━━ 文章 ━━
我爆零了,佛了,看來方法不太對T_T;做題太容易先入爲主了,一錯到底。。。。
1.light oj 1077:How Many Points? (數論gcd)
題意:給定A(x1,y1),B(x2,y2)兩個點,求線段AB上有多少個點的x,y座標都是整數;
思路,一看就知道涉及到AB線段的斜率,不妨設其爲k = y/x;且這是將k的最簡分數,那麼就意味着橫座標每移動x,縱座標就會移動y,而二者都是整數,那麼我們就看能在線段上移動多少次,答案是gcd(x,y)次,由於還要起點也要算,所以+1;不要忘了特判斜率爲0或者不存在。
//#include<bits/stdc++.h>
#include<queue>
#include<algorithm>
#include<iostream>
#include<cstring>
#include<cstdio>
#define mod (10007)
#define middle (l+r)>>1
#define SIZE 1000000+5
#define lowbit(x) (x&(-x))
#define lson (rt<<1)
#define rson (rt<<1|1)
typedef long long ll;
typedef long double ld;
const int inf_max = 0x3f3f3f;
const ll Linf = 9e18;
const int maxn = 200+10;
const long double E = 2.7182818;
const double eps=0.0001;
using namespace std;
inline int read()
{
int f=1,res=0;
char ch=getchar();
while(ch<'0'||ch>'9') { if(ch=='-') f=-1; ch=getchar(); }
while(ch>='0'&&ch<='9') { res=res*10+ch-'0' ; ch=getchar(); }
return f*res;
}
ll gcd(ll a,ll b) {
return (b == 0? a : gcd(b,a%b));
}
int main()
{
int t,cas = 1;
cin>>t;
while(t--) {
ll x1,y1,x2,y2;
cin>>x1>>y1>>x2>>y2;
if(x1 == x2) {
printf("Case %d: %lld\n",cas++,(max(y1,y2) + 1 - min(y1,y2)));
continue;
}else if(y1 == y2) {
printf("Case %d: %lld\n",cas++,(max(x1,x2) + 1 - min(x1,x2)));
continue;
}
ll disx = abs(x1-x2),disy = abs(y1-y2);
printf("Case %d: %lld\n",cas++,gcd(disx,disy) + 1);
}
return 0;
}
2.鳴人和佐助 (計蒜客,BFS+優先隊列)
━━━
━━ 所给材料 ━━
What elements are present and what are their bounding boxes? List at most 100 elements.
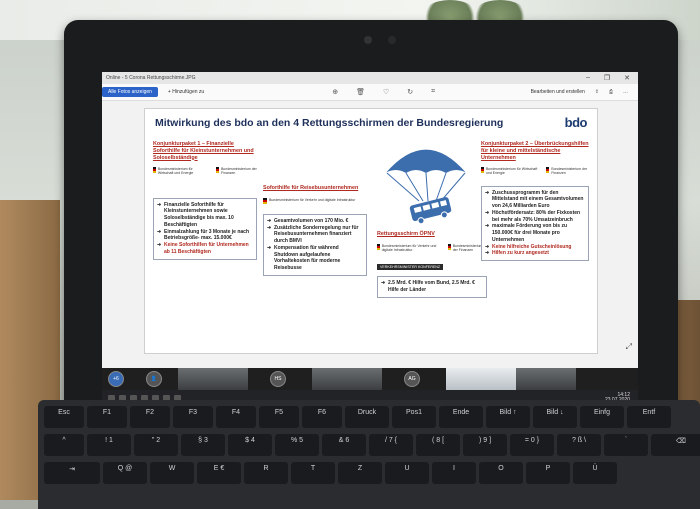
- list-item: Hilfen zu kurz angesetzt: [485, 250, 584, 257]
- key[interactable]: Ü: [573, 462, 617, 484]
- all-photos-button[interactable]: Alle Fotos anzeigen: [102, 87, 158, 97]
- key[interactable]: Bild ↑: [486, 406, 530, 428]
- key-tab[interactable]: ⇥: [44, 462, 100, 484]
- list-item: Gesamtvolumen von 170 Mio. €: [267, 218, 362, 225]
- list-item: Zusätzliche Sonderregelung nur für Reise…: [267, 225, 362, 245]
- column-reisebus: Soforthilfe für Reisebusunternehmen Bund…: [263, 185, 367, 276]
- eagle-icon: [546, 167, 550, 174]
- key[interactable]: T: [291, 462, 335, 484]
- key[interactable]: § 3: [181, 434, 225, 456]
- key[interactable]: ? ß \: [557, 434, 601, 456]
- print-icon[interactable]: ⎙: [609, 89, 613, 95]
- key[interactable]: U: [385, 462, 429, 484]
- key[interactable]: ) 9 ]: [463, 434, 507, 456]
- participant-video[interactable]: [312, 368, 382, 390]
- key[interactable]: Einfg: [580, 406, 624, 428]
- parachute-bus-illustration: [384, 148, 468, 225]
- add-to-button[interactable]: + Hinzufügen zu: [162, 87, 210, 97]
- delete-icon[interactable]: 🗑: [356, 88, 365, 96]
- maximize-icon[interactable]: ❐: [604, 74, 610, 82]
- fullscreen-icon[interactable]: ⤢: [626, 342, 632, 352]
- meeting-participant-strip: +6 👤 HS AG: [102, 368, 638, 390]
- key-backspace[interactable]: ⌫: [651, 434, 700, 456]
- participant-tile[interactable]: AG: [382, 368, 442, 390]
- column-konjunkturpaket-1: Konjunkturpaket 1 – Finanzielle Soforthi…: [153, 141, 257, 260]
- key[interactable]: & 6: [322, 434, 366, 456]
- key[interactable]: ! 1: [87, 434, 131, 456]
- key[interactable]: ( 8 [: [416, 434, 460, 456]
- rotate-icon[interactable]: ↻: [407, 88, 413, 96]
- avatar: HS: [270, 371, 286, 387]
- key[interactable]: O: [479, 462, 523, 484]
- key[interactable]: Z: [338, 462, 382, 484]
- share-icon[interactable]: ⇪: [595, 89, 599, 95]
- list-item: Kompensation für während Shutdown aufgel…: [267, 245, 362, 272]
- key[interactable]: P: [526, 462, 570, 484]
- key[interactable]: Entf: [627, 406, 671, 428]
- column-heading: Konjunkturpaket 1 – Finanzielle Soforthi…: [153, 141, 254, 161]
- key[interactable]: Ende: [439, 406, 483, 428]
- vmk-label: VERKEHRSMINISTER KONFERENZ: [377, 264, 444, 271]
- key[interactable]: W: [150, 462, 194, 484]
- column-heading: Soforthilfe für Reisebusunternehmen: [263, 185, 359, 191]
- key[interactable]: " 2: [134, 434, 178, 456]
- column-oepnv: Rettungsschirm ÖPNV Bundesministerium fü…: [377, 231, 487, 298]
- minimize-icon[interactable]: –: [586, 74, 590, 82]
- key[interactable]: E €: [197, 462, 241, 484]
- ministry-logo: Bundesministerium für Verkehr und digita…: [377, 243, 440, 252]
- tab-title: Online - 5 Corona Rettungsschirme.JPG: [106, 75, 196, 81]
- participant-tile[interactable]: 👤: [134, 368, 174, 390]
- key[interactable]: I: [432, 462, 476, 484]
- key[interactable]: $ 4: [228, 434, 272, 456]
- participant-video[interactable]: [516, 368, 576, 390]
- eagle-icon: [216, 167, 219, 174]
- key[interactable]: F4: [216, 406, 256, 428]
- slide-image: Mitwirkung des bdo an den 4 Rettungsschi…: [144, 108, 598, 354]
- key[interactable]: / 7 {: [369, 434, 413, 456]
- key[interactable]: % 5: [275, 434, 319, 456]
- zoom-icon[interactable]: ⊕: [332, 88, 338, 96]
- key[interactable]: R: [244, 462, 288, 484]
- slide-title: Mitwirkung des bdo an den 4 Rettungsschi…: [155, 117, 504, 129]
- participant-tile[interactable]: +6: [102, 368, 130, 390]
- keyboard: Esc F1 F2 F3 F4 F5 F6 Druck Pos1 Ende Bi…: [38, 400, 700, 509]
- list-item: maximale Förderung von bis zu 150.000€ f…: [485, 223, 584, 243]
- ministry-logos: Bundesministerium für Verkehr und digita…: [263, 197, 367, 204]
- participant-tile[interactable]: HS: [248, 368, 308, 390]
- list-item: Keine Soforthilfen für Unternehmen ab 11…: [157, 242, 252, 256]
- list-item: Einmalzahlung für 3 Monate je nach Betri…: [157, 229, 252, 243]
- key[interactable]: F1: [87, 406, 127, 428]
- key[interactable]: F6: [302, 406, 342, 428]
- participant-video[interactable]: [446, 368, 516, 390]
- eagle-icon: [448, 243, 451, 250]
- key[interactable]: ^: [44, 434, 84, 456]
- key[interactable]: Bild ↓: [533, 406, 577, 428]
- close-icon[interactable]: ✕: [624, 74, 630, 82]
- key[interactable]: F2: [130, 406, 170, 428]
- key[interactable]: `: [604, 434, 648, 456]
- crop-icon[interactable]: ⌗: [431, 88, 435, 96]
- key[interactable]: = 0 }: [510, 434, 554, 456]
- laptop-frame: Online - 5 Corona Rettungsschirme.JPG – …: [64, 20, 678, 416]
- photos-toolbar: Alle Fotos anzeigen + Hinzufügen zu ⊕ 🗑 …: [102, 84, 638, 101]
- key-esc[interactable]: Esc: [44, 406, 84, 428]
- key[interactable]: F5: [259, 406, 299, 428]
- key[interactable]: Q @: [103, 462, 147, 484]
- participant-video[interactable]: [178, 368, 248, 390]
- key[interactable]: F3: [173, 406, 213, 428]
- keyboard-row-numbers: ^ ! 1 " 2 § 3 $ 4 % 5 & 6 / 7 { ( 8 [ ) …: [44, 434, 700, 456]
- key[interactable]: Druck: [345, 406, 389, 428]
- key[interactable]: Pos1: [392, 406, 436, 428]
- info-box: Gesamtvolumen von 170 Mio. € Zusätzliche…: [263, 213, 367, 276]
- avatar-icon: 👤: [146, 371, 162, 387]
- more-icon[interactable]: …: [623, 89, 628, 95]
- heart-icon[interactable]: ♡: [383, 88, 389, 96]
- eagle-icon: [153, 167, 156, 174]
- list-item: Finanzielle Soforthilfe für Kleinstunter…: [157, 202, 252, 229]
- window-titlebar: Online - 5 Corona Rettungsschirme.JPG – …: [102, 72, 638, 84]
- column-konjunkturpaket-2: Konjunkturpaket 2 – Überbrückungshilfen …: [481, 141, 589, 262]
- bdo-logo: bdo: [564, 115, 588, 130]
- column-heading: Rettungsschirm ÖPNV: [377, 231, 435, 237]
- edit-create-button[interactable]: Bearbeiten und erstellen: [531, 89, 585, 95]
- ministry-logos: Bundesministerium für Wirtschaft und Ene…: [153, 167, 257, 175]
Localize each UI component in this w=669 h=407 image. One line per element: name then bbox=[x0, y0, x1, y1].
━━━
练习任务 →
(A) 在本文介绍的思路中,求出 gcd(x,y) 之后为什么还要加 1?
(B) 请判断以下陈述是否符合本文内容,逐条回答"是"或"否",并直接引用本文中起决定作用的原文:(i) 第一道题出自 light oj 1077;(ii) 代码中将 mod 定义为 1000000007;(iii) 思路部分提醒要特判斜率为 0 或不存在的情形。

参考答案 →
(A) 因为起点也要计算在内。

(B)
(i) 是。原文:"light oj 1077:How Many Points?"
(ii) 否。原文:"#define mod (10007)"
(iii) 是。原文:"不要忘了特判斜率爲0或者不存在"